[Stored data]
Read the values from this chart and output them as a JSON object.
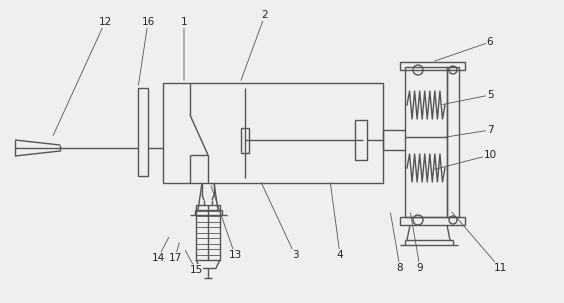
{
  "bg_color": "#efefef",
  "line_color": "#555555",
  "lw": 1.0,
  "tlw": 0.6,
  "figsize": [
    5.64,
    3.03
  ],
  "dpi": 100,
  "annotations": [
    [
      "12",
      105,
      22,
      52,
      138
    ],
    [
      "16",
      148,
      22,
      138,
      88
    ],
    [
      "1",
      184,
      22,
      184,
      83
    ],
    [
      "2",
      265,
      15,
      240,
      83
    ],
    [
      "6",
      490,
      42,
      432,
      62
    ],
    [
      "5",
      490,
      95,
      440,
      105
    ],
    [
      "7",
      490,
      130,
      440,
      138
    ],
    [
      "10",
      490,
      155,
      432,
      170
    ],
    [
      "3",
      295,
      255,
      260,
      180
    ],
    [
      "4",
      340,
      255,
      330,
      180
    ],
    [
      "8",
      400,
      268,
      390,
      210
    ],
    [
      "9",
      420,
      268,
      410,
      210
    ],
    [
      "11",
      500,
      268,
      450,
      210
    ],
    [
      "13",
      235,
      255,
      210,
      183
    ],
    [
      "14",
      158,
      258,
      170,
      235
    ],
    [
      "15",
      196,
      270,
      184,
      248
    ],
    [
      "17",
      175,
      258,
      180,
      240
    ]
  ]
}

REQUIRED TASK:
Reproduce every entry word for word, but omit the pictures.

RESPONSE FOR THIS EXERCISE:
Read the values from this chart and output them as a JSON object.
{
  "bg_color": "#efefef",
  "line_color": "#555555",
  "lw": 1.0,
  "tlw": 0.6,
  "figsize": [
    5.64,
    3.03
  ],
  "dpi": 100,
  "annotations": [
    [
      "12",
      105,
      22,
      52,
      138
    ],
    [
      "16",
      148,
      22,
      138,
      88
    ],
    [
      "1",
      184,
      22,
      184,
      83
    ],
    [
      "2",
      265,
      15,
      240,
      83
    ],
    [
      "6",
      490,
      42,
      432,
      62
    ],
    [
      "5",
      490,
      95,
      440,
      105
    ],
    [
      "7",
      490,
      130,
      440,
      138
    ],
    [
      "10",
      490,
      155,
      432,
      170
    ],
    [
      "3",
      295,
      255,
      260,
      180
    ],
    [
      "4",
      340,
      255,
      330,
      180
    ],
    [
      "8",
      400,
      268,
      390,
      210
    ],
    [
      "9",
      420,
      268,
      410,
      210
    ],
    [
      "11",
      500,
      268,
      450,
      210
    ],
    [
      "13",
      235,
      255,
      210,
      183
    ],
    [
      "14",
      158,
      258,
      170,
      235
    ],
    [
      "15",
      196,
      270,
      184,
      248
    ],
    [
      "17",
      175,
      258,
      180,
      240
    ]
  ]
}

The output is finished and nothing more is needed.